> [Image records of document pages]
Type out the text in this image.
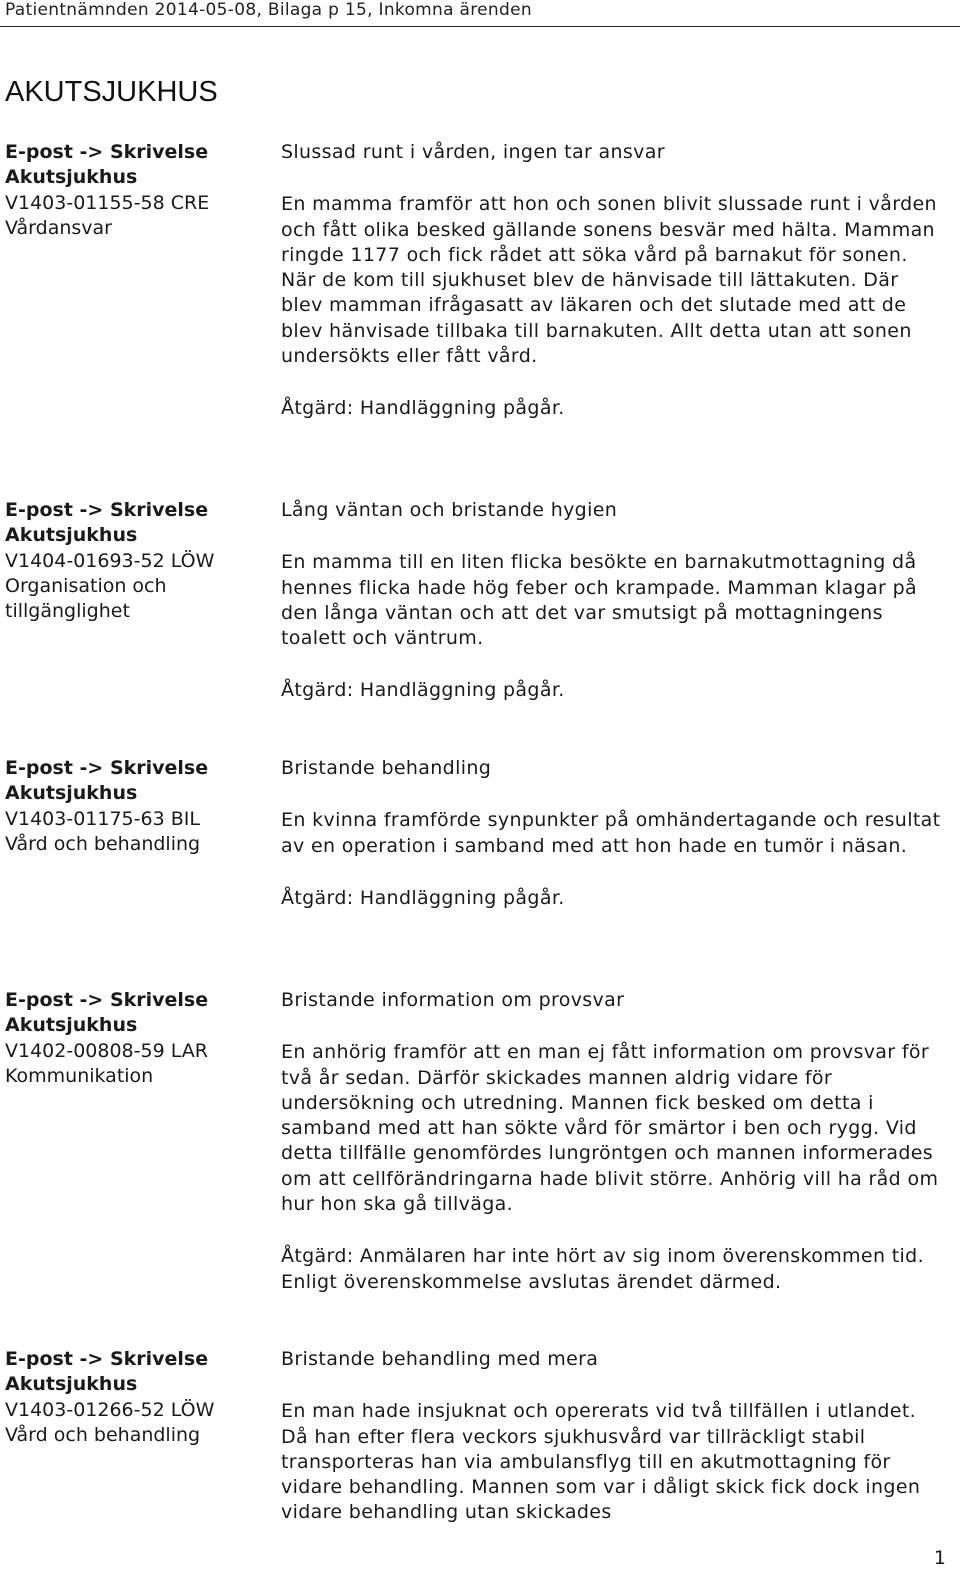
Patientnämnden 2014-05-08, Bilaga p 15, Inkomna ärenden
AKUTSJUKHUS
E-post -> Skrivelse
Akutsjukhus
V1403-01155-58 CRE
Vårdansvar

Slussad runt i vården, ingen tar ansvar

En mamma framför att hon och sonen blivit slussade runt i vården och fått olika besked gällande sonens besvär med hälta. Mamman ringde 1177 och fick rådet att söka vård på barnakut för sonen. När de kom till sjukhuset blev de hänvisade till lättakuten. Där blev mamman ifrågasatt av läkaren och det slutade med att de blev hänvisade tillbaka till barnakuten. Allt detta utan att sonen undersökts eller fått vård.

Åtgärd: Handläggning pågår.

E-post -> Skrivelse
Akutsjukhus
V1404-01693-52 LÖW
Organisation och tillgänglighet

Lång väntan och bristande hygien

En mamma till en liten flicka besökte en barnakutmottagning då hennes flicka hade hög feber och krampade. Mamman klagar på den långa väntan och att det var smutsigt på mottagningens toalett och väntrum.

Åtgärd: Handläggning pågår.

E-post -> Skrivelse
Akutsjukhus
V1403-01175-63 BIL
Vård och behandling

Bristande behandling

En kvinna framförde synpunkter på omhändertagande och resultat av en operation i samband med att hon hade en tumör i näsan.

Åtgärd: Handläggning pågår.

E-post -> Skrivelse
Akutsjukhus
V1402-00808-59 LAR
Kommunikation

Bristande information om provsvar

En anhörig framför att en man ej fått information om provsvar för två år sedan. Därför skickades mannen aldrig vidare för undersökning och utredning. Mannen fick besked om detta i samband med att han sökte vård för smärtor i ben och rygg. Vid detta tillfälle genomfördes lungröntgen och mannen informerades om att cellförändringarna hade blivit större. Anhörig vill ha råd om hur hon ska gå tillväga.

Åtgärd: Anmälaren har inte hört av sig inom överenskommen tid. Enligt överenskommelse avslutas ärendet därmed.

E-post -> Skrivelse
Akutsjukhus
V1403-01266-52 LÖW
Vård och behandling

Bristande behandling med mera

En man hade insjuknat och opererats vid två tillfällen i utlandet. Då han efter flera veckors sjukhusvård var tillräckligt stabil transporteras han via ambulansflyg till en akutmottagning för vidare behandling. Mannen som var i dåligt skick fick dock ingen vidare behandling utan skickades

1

...

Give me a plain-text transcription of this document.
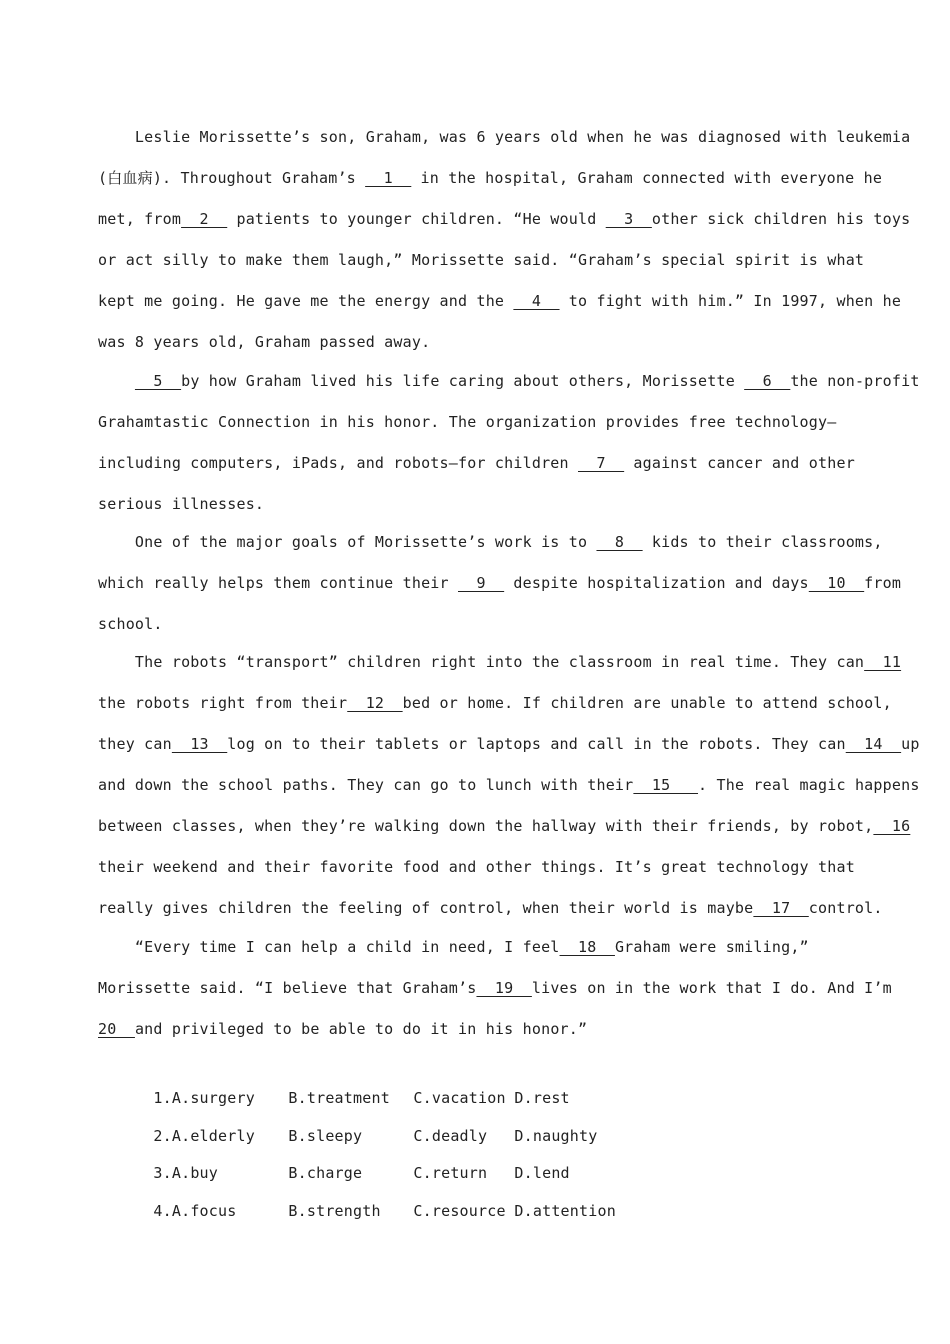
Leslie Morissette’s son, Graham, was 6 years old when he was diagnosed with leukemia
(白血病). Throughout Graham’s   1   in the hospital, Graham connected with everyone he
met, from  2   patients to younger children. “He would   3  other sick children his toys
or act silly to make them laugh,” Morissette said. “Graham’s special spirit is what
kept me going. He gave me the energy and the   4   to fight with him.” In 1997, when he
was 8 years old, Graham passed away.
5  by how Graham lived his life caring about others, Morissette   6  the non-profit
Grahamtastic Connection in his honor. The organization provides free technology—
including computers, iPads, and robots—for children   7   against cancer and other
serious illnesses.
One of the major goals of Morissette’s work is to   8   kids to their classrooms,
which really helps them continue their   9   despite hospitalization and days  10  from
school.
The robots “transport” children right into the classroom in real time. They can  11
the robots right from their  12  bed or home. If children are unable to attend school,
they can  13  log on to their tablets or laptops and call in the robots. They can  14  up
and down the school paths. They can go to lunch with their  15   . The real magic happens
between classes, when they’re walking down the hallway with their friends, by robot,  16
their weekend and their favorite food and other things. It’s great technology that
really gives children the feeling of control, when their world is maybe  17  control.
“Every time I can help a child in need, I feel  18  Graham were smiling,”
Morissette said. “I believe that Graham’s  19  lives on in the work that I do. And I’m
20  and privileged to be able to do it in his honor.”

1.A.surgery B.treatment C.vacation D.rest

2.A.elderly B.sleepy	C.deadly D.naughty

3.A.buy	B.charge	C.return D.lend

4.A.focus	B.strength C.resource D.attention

> [Problem requirements] State how many lines of the entries contain the word "samband". Nothing besides the number belongs in the reply.

> [Answer to this exercise] 2